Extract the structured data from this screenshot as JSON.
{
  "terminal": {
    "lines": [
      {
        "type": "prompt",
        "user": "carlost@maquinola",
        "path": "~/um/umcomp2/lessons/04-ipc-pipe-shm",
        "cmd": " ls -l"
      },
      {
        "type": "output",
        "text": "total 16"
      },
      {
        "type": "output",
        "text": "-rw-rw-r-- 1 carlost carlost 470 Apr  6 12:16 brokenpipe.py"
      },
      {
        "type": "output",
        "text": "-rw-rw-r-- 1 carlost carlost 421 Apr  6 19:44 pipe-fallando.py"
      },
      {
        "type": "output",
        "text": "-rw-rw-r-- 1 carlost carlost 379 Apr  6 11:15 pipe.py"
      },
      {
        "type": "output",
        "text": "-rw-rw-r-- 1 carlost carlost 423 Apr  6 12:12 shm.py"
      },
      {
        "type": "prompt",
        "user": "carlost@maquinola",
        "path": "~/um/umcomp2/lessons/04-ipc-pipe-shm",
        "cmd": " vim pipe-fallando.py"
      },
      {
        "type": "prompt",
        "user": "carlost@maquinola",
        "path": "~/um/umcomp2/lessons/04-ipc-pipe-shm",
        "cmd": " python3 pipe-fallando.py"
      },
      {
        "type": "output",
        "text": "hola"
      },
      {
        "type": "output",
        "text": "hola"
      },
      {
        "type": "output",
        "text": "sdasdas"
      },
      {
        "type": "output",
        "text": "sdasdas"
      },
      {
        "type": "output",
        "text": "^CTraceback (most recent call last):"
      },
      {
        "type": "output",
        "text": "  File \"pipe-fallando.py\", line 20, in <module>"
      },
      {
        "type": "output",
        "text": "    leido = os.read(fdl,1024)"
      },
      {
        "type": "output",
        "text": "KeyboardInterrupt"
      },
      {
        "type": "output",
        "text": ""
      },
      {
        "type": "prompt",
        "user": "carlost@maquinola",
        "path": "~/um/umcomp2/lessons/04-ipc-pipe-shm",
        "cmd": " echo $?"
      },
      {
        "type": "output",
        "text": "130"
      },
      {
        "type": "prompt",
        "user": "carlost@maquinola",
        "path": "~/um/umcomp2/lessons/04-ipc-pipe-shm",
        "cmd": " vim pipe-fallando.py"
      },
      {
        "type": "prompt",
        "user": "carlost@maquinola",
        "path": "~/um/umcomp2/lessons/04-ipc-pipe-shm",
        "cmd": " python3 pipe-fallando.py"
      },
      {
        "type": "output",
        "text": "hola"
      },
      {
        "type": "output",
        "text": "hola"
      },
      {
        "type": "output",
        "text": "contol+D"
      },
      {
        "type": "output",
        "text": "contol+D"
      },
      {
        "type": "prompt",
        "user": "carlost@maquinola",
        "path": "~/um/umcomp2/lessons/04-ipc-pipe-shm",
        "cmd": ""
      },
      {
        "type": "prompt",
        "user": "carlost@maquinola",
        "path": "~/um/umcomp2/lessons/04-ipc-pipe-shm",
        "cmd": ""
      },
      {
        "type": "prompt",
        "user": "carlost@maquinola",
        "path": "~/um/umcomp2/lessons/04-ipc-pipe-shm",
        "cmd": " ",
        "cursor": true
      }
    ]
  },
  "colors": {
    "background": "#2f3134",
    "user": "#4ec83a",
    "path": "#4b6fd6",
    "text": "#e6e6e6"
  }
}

☆ ☆ ☆ ☆

__Task statement__:
In full and verbatim, repeat the records given above.

__Full solution__:
Extract the structured data from this screenshot as JSON.
{
  "terminal": {
    "lines": [
      {
        "type": "prompt",
        "user": "carlost@maquinola",
        "path": "~/um/umcomp2/lessons/04-ipc-pipe-shm",
        "cmd": " ls -l"
      },
      {
        "type": "output",
        "text": "total 16"
      },
      {
        "type": "output",
        "text": "-rw-rw-r-- 1 carlost carlost 470 Apr  6 12:16 brokenpipe.py"
      },
      {
        "type": "output",
        "text": "-rw-rw-r-- 1 carlost carlost 421 Apr  6 19:44 pipe-fallando.py"
      },
      {
        "type": "output",
        "text": "-rw-rw-r-- 1 carlost carlost 379 Apr  6 11:15 pipe.py"
      },
      {
        "type": "output",
        "text": "-rw-rw-r-- 1 carlost carlost 423 Apr  6 12:12 shm.py"
      },
      {
        "type": "prompt",
        "user": "carlost@maquinola",
        "path": "~/um/umcomp2/lessons/04-ipc-pipe-shm",
        "cmd": " vim pipe-fallando.py"
      },
      {
        "type": "prompt",
        "user": "carlost@maquinola",
        "path": "~/um/umcomp2/lessons/04-ipc-pipe-shm",
        "cmd": " python3 pipe-fallando.py"
      },
      {
        "type": "output",
        "text": "hola"
      },
      {
        "type": "output",
        "text": "hola"
      },
      {
        "type": "output",
        "text": "sdasdas"
      },
      {
        "type": "output",
        "text": "sdasdas"
      },
      {
        "type": "output",
        "text": "^CTraceback (most recent call last):"
      },
      {
        "type": "output",
        "text": "  File \"pipe-fallando.py\", line 20, in <module>"
      },
      {
        "type": "output",
        "text": "    leido = os.read(fdl,1024)"
      },
      {
        "type": "output",
        "text": "KeyboardInterrupt"
      },
      {
        "type": "output",
        "text": ""
      },
      {
        "type": "prompt",
        "user": "carlost@maquinola",
        "path": "~/um/umcomp2/lessons/04-ipc-pipe-shm",
        "cmd": " echo $?"
      },
      {
        "type": "output",
        "text": "130"
      },
      {
        "type": "prompt",
        "user": "carlost@maquinola",
        "path": "~/um/umcomp2/lessons/04-ipc-pipe-shm",
        "cmd": " vim pipe-fallando.py"
      },
      {
        "type": "prompt",
        "user": "carlost@maquinola",
        "path": "~/um/umcomp2/lessons/04-ipc-pipe-shm",
        "cmd": " python3 pipe-fallando.py"
      },
      {
        "type": "output",
        "text": "hola"
      },
      {
        "type": "output",
        "text": "hola"
      },
      {
        "type": "output",
        "text": "contol+D"
      },
      {
        "type": "output",
        "text": "contol+D"
      },
      {
        "type": "prompt",
        "user": "carlost@maquinola",
        "path": "~/um/umcomp2/lessons/04-ipc-pipe-shm",
        "cmd": ""
      },
      {
        "type": "prompt",
        "user": "carlost@maquinola",
        "path": "~/um/umcomp2/lessons/04-ipc-pipe-shm",
        "cmd": ""
      },
      {
        "type": "prompt",
        "user": "carlost@maquinola",
        "path": "~/um/umcomp2/lessons/04-ipc-pipe-shm",
        "cmd": " ",
        "cursor": true
      }
    ]
  },
  "colors": {
    "background": "#2f3134",
    "user": "#4ec83a",
    "path": "#4b6fd6",
    "text": "#e6e6e6"
  }
}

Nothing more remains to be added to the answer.